Task statement ::
Restate the full listing word for word and leave the pictures out.
+++ Records provided +++
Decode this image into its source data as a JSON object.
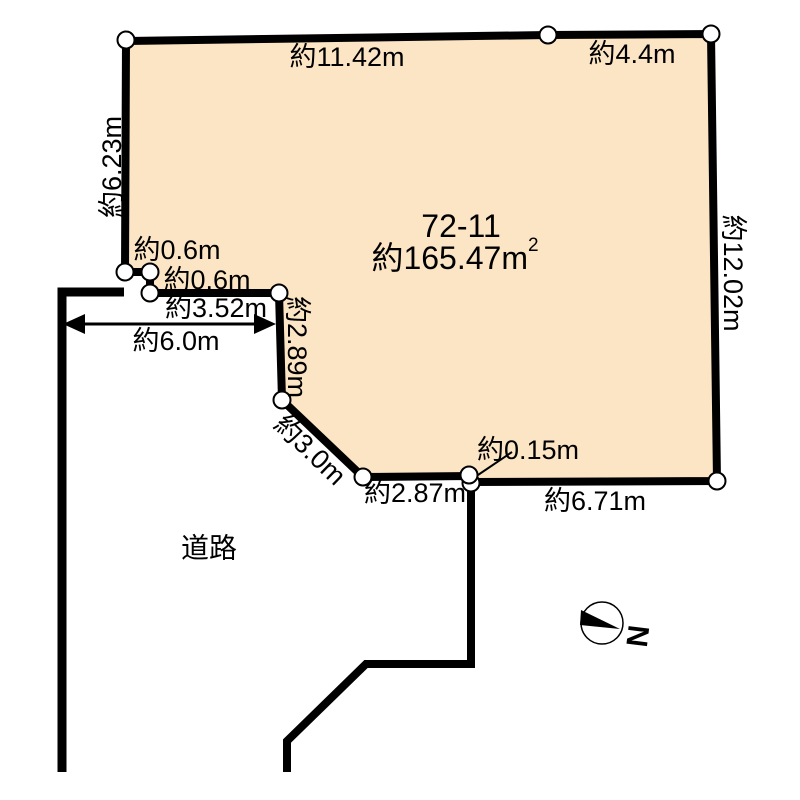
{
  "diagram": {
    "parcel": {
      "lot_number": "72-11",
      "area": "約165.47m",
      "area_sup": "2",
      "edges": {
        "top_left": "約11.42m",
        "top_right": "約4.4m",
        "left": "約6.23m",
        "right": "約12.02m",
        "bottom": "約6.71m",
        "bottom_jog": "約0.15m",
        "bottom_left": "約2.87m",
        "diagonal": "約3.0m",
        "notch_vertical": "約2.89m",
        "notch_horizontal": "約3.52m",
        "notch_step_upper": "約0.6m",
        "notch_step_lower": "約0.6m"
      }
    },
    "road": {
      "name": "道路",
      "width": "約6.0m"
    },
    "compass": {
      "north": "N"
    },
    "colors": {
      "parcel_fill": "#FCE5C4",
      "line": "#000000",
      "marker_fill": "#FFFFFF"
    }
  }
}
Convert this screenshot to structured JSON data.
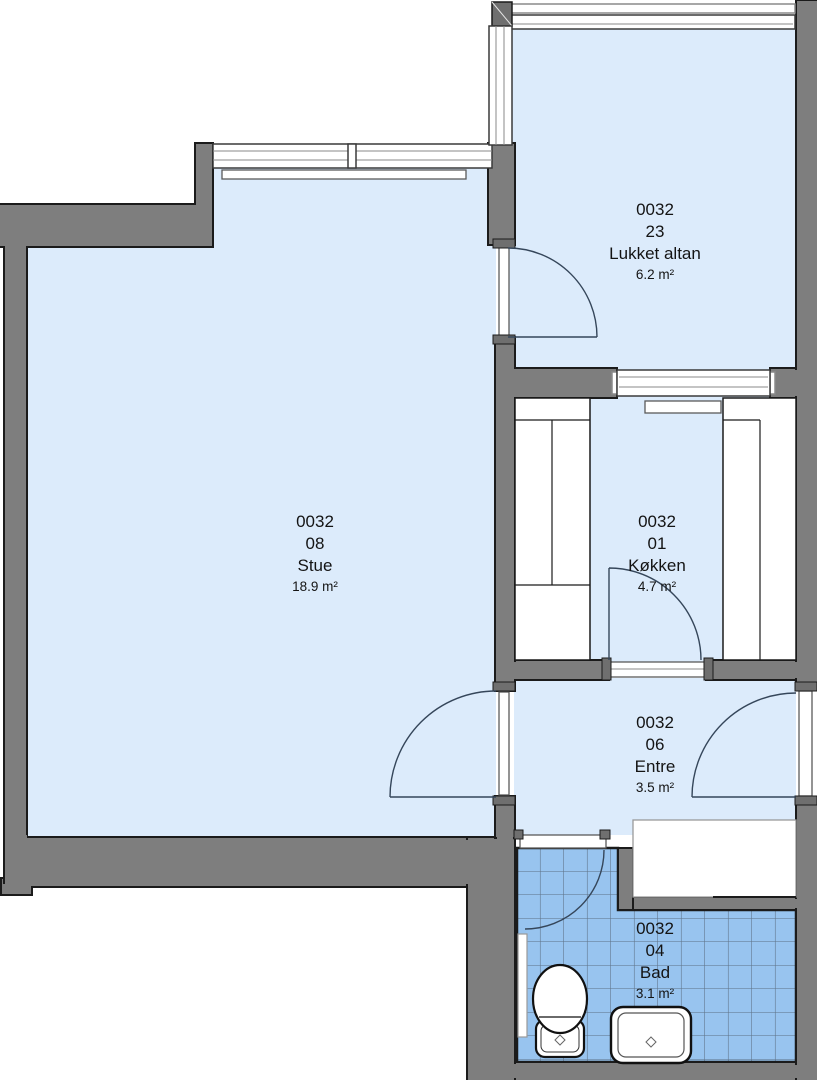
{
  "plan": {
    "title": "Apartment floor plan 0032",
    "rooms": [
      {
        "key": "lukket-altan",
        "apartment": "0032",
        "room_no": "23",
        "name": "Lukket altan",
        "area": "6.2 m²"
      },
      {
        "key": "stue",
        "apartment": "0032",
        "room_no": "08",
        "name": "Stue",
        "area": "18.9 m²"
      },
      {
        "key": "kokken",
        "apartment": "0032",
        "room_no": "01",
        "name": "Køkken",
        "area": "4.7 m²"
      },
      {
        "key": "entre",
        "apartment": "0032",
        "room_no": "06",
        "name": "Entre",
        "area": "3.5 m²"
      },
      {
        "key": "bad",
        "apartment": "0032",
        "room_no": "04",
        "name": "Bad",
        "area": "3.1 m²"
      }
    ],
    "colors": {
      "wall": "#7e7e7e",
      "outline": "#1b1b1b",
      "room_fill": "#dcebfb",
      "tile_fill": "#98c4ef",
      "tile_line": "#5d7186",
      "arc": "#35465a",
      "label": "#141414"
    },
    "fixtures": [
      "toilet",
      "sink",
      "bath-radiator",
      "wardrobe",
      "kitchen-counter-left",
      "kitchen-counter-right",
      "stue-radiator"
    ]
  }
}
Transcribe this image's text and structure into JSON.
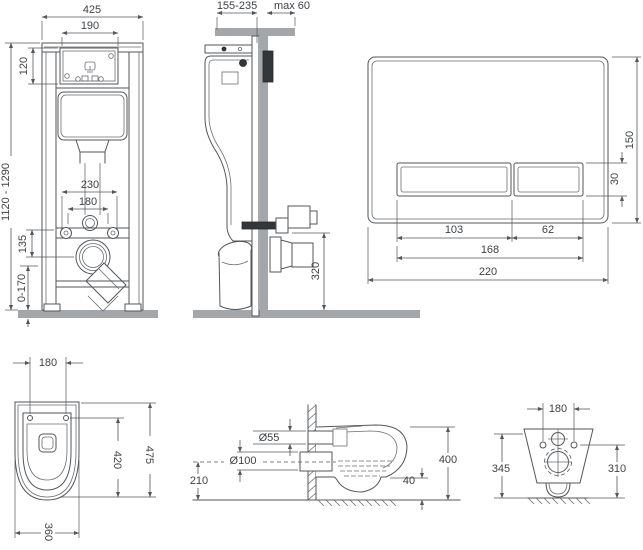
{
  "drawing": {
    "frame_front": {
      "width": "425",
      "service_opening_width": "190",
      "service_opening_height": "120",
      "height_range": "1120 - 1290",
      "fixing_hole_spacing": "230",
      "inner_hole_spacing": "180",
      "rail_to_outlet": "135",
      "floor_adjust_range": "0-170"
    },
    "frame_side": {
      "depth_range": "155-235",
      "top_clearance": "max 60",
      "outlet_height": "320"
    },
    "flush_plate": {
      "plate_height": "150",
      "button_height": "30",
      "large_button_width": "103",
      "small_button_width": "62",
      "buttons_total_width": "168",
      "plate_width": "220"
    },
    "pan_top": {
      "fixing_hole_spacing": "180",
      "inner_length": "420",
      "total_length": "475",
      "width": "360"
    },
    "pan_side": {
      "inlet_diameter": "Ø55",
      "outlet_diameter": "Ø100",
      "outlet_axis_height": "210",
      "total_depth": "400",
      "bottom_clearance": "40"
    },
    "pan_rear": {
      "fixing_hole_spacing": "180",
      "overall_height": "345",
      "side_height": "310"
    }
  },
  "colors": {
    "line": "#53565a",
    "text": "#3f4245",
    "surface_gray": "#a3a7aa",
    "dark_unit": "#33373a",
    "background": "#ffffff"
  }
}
+++
Response to the exercise ::
Decode this image into its source data as a JSON object.
{
  "diagram": {
    "parcel": {
      "lot_number": "72-11",
      "area": "約165.47m",
      "area_sup": "2",
      "edges": {
        "top_left": "約11.42m",
        "top_right": "約4.4m",
        "left": "約6.23m",
        "right": "約12.02m",
        "bottom": "約6.71m",
        "bottom_jog": "約0.15m",
        "bottom_left": "約2.87m",
        "diagonal": "約3.0m",
        "notch_vertical": "約2.89m",
        "notch_horizontal": "約3.52m",
        "notch_step_upper": "約0.6m",
        "notch_step_lower": "約0.6m"
      }
    },
    "road": {
      "name": "道路",
      "width": "約6.0m"
    },
    "compass": {
      "north": "N"
    },
    "colors": {
      "parcel_fill": "#FCE5C4",
      "line": "#000000",
      "marker_fill": "#FFFFFF"
    }
  }
}
Convert this screenshot to structured JSON data.
{
  "plan": {
    "title": "Apartment floor plan 0032",
    "rooms": [
      {
        "key": "lukket-altan",
        "apartment": "0032",
        "room_no": "23",
        "name": "Lukket altan",
        "area": "6.2 m²"
      },
      {
        "key": "stue",
        "apartment": "0032",
        "room_no": "08",
        "name": "Stue",
        "area": "18.9 m²"
      },
      {
        "key": "kokken",
        "apartment": "0032",
        "room_no": "01",
        "name": "Køkken",
        "area": "4.7 m²"
      },
      {
        "key": "entre",
        "apartment": "0032",
        "room_no": "06",
        "name": "Entre",
        "area": "3.5 m²"
      },
      {
        "key": "bad",
        "apartment": "0032",
        "room_no": "04",
        "name": "Bad",
        "area": "3.1 m²"
      }
    ],
    "colors": {
      "wall": "#7e7e7e",
      "outline": "#1b1b1b",
      "room_fill": "#dcebfb",
      "tile_fill": "#98c4ef",
      "tile_line": "#5d7186",
      "arc": "#35465a",
      "label": "#141414"
    },
    "fixtures": [
      "toilet",
      "sink",
      "bath-radiator",
      "wardrobe",
      "kitchen-counter-left",
      "kitchen-counter-right",
      "stue-radiator"
    ]
  }
}
Transcribe this image's text and structure into JSON.
{
  "drawing": {
    "frame_front": {
      "width": "425",
      "service_opening_width": "190",
      "service_opening_height": "120",
      "height_range": "1120 - 1290",
      "fixing_hole_spacing": "230",
      "inner_hole_spacing": "180",
      "rail_to_outlet": "135",
      "floor_adjust_range": "0-170"
    },
    "frame_side": {
      "depth_range": "155-235",
      "top_clearance": "max 60",
      "outlet_height": "320"
    },
    "flush_plate": {
      "plate_height": "150",
      "button_height": "30",
      "large_button_width": "103",
      "small_button_width": "62",
      "buttons_total_width": "168",
      "plate_width": "220"
    },
    "pan_top": {
      "fixing_hole_spacing": "180",
      "inner_length": "420",
      "total_length": "475",
      "width": "360"
    },
    "pan_side": {
      "inlet_diameter": "Ø55",
      "outlet_diameter": "Ø100",
      "outlet_axis_height": "210",
      "total_depth": "400",
      "bottom_clearance": "40"
    },
    "pan_rear": {
      "fixing_hole_spacing": "180",
      "overall_height": "345",
      "side_height": "310"
    }
  },
  "colors": {
    "line": "#53565a",
    "text": "#3f4245",
    "surface_gray": "#a3a7aa",
    "dark_unit": "#33373a",
    "background": "#ffffff"
  }
}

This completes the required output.